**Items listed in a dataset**
───

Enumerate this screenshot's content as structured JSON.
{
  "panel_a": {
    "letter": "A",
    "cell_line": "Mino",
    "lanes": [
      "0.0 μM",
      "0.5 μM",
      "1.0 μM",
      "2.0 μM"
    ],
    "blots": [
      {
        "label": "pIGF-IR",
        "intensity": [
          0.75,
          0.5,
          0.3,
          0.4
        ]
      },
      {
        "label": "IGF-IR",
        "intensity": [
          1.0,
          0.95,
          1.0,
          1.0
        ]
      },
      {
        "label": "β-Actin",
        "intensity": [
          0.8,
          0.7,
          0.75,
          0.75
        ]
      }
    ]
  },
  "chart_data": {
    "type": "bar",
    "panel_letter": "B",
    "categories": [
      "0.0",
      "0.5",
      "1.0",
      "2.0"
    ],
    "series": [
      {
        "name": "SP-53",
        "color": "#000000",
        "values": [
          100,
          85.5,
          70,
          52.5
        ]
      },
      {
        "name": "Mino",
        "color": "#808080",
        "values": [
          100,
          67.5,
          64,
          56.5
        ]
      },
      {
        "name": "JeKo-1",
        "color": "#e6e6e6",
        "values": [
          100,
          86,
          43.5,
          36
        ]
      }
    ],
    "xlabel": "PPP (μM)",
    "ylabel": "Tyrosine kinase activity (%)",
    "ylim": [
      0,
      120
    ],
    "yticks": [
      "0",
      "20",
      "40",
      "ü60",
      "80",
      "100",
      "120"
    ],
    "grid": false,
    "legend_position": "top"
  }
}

───

**REQUIREMENTS**
Print the entries exactly. Include every one.

**SOLUTION TO THIS EXERCISE**
Enumerate this screenshot's content as structured JSON.
{
  "panel_a": {
    "letter": "A",
    "cell_line": "Mino",
    "lanes": [
      "0.0 μM",
      "0.5 μM",
      "1.0 μM",
      "2.0 μM"
    ],
    "blots": [
      {
        "label": "pIGF-IR",
        "intensity": [
          0.75,
          0.5,
          0.3,
          0.4
        ]
      },
      {
        "label": "IGF-IR",
        "intensity": [
          1.0,
          0.95,
          1.0,
          1.0
        ]
      },
      {
        "label": "β-Actin",
        "intensity": [
          0.8,
          0.7,
          0.75,
          0.75
        ]
      }
    ]
  },
  "chart_data": {
    "type": "bar",
    "panel_letter": "B",
    "categories": [
      "0.0",
      "0.5",
      "1.0",
      "2.0"
    ],
    "series": [
      {
        "name": "SP-53",
        "color": "#000000",
        "values": [
          100,
          85.5,
          70,
          52.5
        ]
      },
      {
        "name": "Mino",
        "color": "#808080",
        "values": [
          100,
          67.5,
          64,
          56.5
        ]
      },
      {
        "name": "JeKo-1",
        "color": "#e6e6e6",
        "values": [
          100,
          86,
          43.5,
          36
        ]
      }
    ],
    "xlabel": "PPP (μM)",
    "ylabel": "Tyrosine kinase activity (%)",
    "ylim": [
      0,
      120
    ],
    "yticks": [
      "0",
      "20",
      "40",
      "ü60",
      "80",
      "100",
      "120"
    ],
    "grid": false,
    "legend_position": "top"
  }
}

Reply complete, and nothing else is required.